*Aim*. Extract all lines that hold the string "今年价值策略将会持续占优".

*Dataset listings of figures*.
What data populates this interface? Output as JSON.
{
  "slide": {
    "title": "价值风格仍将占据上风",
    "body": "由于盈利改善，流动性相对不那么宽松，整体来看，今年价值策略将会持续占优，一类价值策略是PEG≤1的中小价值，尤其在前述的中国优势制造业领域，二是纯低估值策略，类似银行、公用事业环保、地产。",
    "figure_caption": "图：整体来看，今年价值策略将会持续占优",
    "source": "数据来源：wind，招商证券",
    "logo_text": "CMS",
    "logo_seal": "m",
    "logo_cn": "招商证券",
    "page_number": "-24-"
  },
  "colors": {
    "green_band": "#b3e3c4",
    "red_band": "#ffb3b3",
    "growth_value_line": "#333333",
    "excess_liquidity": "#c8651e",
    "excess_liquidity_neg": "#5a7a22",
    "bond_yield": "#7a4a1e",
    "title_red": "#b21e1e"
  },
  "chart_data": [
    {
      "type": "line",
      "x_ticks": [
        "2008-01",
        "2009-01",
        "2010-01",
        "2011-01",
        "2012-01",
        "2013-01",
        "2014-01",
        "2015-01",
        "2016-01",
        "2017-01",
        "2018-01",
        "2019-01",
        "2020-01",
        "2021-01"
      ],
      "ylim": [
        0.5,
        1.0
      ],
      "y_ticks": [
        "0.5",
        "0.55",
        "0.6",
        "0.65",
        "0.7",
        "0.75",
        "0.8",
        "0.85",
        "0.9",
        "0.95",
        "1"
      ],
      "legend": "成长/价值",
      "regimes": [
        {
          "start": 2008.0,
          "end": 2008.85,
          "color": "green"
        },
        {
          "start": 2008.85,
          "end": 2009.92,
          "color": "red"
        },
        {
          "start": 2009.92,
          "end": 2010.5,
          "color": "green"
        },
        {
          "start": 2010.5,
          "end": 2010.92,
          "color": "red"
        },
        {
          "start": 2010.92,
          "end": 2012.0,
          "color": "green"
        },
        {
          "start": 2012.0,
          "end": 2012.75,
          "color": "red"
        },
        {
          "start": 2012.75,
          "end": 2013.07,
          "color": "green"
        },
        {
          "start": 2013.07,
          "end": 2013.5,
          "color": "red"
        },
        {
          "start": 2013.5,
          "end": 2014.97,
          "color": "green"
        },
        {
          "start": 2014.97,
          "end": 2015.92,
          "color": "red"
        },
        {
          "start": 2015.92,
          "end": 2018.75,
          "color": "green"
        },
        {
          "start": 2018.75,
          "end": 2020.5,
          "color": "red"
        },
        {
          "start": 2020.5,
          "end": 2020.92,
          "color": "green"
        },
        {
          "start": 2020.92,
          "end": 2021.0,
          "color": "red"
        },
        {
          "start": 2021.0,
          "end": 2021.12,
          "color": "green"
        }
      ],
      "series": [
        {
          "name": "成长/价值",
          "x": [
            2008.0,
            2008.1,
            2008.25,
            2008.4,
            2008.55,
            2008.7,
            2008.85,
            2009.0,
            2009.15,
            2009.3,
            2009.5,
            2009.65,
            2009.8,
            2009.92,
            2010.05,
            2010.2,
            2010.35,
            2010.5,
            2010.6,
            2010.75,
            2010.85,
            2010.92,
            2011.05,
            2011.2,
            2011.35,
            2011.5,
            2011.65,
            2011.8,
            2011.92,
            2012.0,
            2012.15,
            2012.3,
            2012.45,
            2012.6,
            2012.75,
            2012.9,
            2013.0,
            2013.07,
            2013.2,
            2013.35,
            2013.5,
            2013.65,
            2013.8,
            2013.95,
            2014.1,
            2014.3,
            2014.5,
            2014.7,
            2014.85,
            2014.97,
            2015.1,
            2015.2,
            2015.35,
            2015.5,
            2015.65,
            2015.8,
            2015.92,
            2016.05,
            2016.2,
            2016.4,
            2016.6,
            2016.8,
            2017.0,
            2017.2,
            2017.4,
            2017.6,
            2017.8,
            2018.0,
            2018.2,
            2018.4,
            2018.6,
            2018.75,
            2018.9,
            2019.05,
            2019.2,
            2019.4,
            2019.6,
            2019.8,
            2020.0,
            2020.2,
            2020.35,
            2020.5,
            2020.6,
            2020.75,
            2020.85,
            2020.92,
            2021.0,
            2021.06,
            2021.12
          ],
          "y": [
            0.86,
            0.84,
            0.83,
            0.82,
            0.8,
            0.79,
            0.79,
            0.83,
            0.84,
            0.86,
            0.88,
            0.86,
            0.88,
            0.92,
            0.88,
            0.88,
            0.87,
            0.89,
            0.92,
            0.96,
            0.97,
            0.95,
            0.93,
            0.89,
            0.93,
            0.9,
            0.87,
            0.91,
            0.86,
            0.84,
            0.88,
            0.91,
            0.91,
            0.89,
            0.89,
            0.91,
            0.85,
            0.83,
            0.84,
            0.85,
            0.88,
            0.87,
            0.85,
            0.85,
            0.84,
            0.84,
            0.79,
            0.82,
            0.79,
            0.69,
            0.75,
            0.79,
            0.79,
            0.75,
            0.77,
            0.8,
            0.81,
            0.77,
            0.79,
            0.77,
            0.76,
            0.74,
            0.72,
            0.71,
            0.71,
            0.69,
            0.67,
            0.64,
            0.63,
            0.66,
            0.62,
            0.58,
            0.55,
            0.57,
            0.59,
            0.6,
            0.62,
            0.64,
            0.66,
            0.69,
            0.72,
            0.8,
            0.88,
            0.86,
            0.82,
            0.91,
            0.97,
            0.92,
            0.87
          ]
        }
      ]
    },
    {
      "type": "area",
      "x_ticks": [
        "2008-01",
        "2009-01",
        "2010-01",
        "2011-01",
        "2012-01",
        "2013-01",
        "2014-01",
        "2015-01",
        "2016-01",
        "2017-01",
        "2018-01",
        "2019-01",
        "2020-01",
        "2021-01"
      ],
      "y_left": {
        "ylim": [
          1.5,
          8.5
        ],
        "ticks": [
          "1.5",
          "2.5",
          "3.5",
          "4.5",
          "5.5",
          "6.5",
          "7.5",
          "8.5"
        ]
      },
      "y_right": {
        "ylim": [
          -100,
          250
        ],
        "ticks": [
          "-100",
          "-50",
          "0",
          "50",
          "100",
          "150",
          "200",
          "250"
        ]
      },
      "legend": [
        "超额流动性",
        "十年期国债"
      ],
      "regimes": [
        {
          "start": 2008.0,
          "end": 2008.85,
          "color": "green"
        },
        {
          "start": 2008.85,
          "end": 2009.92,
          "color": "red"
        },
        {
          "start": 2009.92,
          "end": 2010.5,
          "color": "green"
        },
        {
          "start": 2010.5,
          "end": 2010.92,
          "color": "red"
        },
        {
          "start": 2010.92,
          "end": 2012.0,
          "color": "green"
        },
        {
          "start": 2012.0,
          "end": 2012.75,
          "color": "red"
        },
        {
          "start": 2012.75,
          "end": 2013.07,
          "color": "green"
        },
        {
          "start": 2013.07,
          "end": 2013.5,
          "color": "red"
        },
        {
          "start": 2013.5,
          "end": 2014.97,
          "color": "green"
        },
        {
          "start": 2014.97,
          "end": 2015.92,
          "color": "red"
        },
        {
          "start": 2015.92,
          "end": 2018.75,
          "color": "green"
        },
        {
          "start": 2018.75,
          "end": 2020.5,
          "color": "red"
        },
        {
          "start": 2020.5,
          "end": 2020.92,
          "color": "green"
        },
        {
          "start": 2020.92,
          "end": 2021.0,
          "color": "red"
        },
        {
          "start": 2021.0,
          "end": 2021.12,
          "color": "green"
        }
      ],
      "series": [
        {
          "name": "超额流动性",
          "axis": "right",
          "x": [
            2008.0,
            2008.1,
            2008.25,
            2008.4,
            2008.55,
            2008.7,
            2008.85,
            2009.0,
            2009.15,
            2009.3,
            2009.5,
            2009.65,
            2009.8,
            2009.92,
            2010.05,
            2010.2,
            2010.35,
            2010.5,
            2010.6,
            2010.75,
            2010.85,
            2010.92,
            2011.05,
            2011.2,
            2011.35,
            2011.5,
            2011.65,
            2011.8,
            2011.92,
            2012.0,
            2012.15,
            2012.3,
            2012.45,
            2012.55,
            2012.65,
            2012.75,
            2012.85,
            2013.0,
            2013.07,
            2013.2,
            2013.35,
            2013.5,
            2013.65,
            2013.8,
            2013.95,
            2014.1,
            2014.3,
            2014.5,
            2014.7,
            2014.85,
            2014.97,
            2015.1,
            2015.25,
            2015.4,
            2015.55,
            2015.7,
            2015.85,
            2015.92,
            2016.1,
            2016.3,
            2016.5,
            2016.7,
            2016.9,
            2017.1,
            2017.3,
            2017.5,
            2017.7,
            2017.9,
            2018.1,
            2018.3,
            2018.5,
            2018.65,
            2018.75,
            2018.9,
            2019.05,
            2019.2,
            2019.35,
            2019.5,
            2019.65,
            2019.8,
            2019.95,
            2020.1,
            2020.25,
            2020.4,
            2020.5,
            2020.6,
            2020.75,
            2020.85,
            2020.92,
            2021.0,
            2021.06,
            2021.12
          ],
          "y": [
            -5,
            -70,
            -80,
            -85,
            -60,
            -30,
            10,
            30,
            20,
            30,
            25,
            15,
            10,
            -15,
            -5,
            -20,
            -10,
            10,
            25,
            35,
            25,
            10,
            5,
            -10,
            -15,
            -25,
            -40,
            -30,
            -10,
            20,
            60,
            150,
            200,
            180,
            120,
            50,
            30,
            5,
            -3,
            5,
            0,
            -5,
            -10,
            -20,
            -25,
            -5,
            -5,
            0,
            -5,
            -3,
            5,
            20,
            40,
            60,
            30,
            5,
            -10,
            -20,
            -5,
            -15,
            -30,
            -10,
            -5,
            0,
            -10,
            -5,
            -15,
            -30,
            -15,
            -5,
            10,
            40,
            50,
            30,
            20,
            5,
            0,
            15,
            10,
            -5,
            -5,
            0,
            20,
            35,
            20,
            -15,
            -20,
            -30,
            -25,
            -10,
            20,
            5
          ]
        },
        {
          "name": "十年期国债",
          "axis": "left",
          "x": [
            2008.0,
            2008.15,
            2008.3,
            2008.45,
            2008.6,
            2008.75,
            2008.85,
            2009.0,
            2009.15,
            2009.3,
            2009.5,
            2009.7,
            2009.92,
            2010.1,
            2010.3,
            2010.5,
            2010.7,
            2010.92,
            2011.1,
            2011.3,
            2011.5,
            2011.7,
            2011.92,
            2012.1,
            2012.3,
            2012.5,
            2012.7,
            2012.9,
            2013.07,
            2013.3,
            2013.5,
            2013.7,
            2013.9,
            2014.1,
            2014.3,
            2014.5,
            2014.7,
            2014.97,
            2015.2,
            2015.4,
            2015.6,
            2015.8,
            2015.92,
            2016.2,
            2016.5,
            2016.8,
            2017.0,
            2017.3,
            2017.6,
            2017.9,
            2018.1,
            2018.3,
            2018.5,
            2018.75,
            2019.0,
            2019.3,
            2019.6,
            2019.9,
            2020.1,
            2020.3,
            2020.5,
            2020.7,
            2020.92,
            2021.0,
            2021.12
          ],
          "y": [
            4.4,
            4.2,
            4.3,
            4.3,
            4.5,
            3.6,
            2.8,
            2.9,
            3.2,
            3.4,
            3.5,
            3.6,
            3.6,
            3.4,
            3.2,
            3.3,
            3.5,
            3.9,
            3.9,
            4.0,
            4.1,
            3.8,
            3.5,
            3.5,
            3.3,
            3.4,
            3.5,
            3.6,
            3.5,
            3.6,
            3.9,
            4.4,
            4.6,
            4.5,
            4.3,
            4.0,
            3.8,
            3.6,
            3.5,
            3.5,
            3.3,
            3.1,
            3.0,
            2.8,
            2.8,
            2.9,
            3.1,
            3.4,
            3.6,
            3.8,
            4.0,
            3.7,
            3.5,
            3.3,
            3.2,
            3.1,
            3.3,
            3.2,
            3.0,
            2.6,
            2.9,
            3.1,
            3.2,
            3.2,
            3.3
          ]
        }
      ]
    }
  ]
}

*Correct response*.
    "body": "由于盈利改善，流动性相对不那么宽松，整体来看，今年价值策略将会持续占优，一类价值策略是PEG≤1的中小价值，尤其在前述的中国优势制造业领域，二是纯低估值策略，类似银行、公用事业环保、地产。",
    "figure_caption": "图：整体来看，今年价值策略将会持续占优",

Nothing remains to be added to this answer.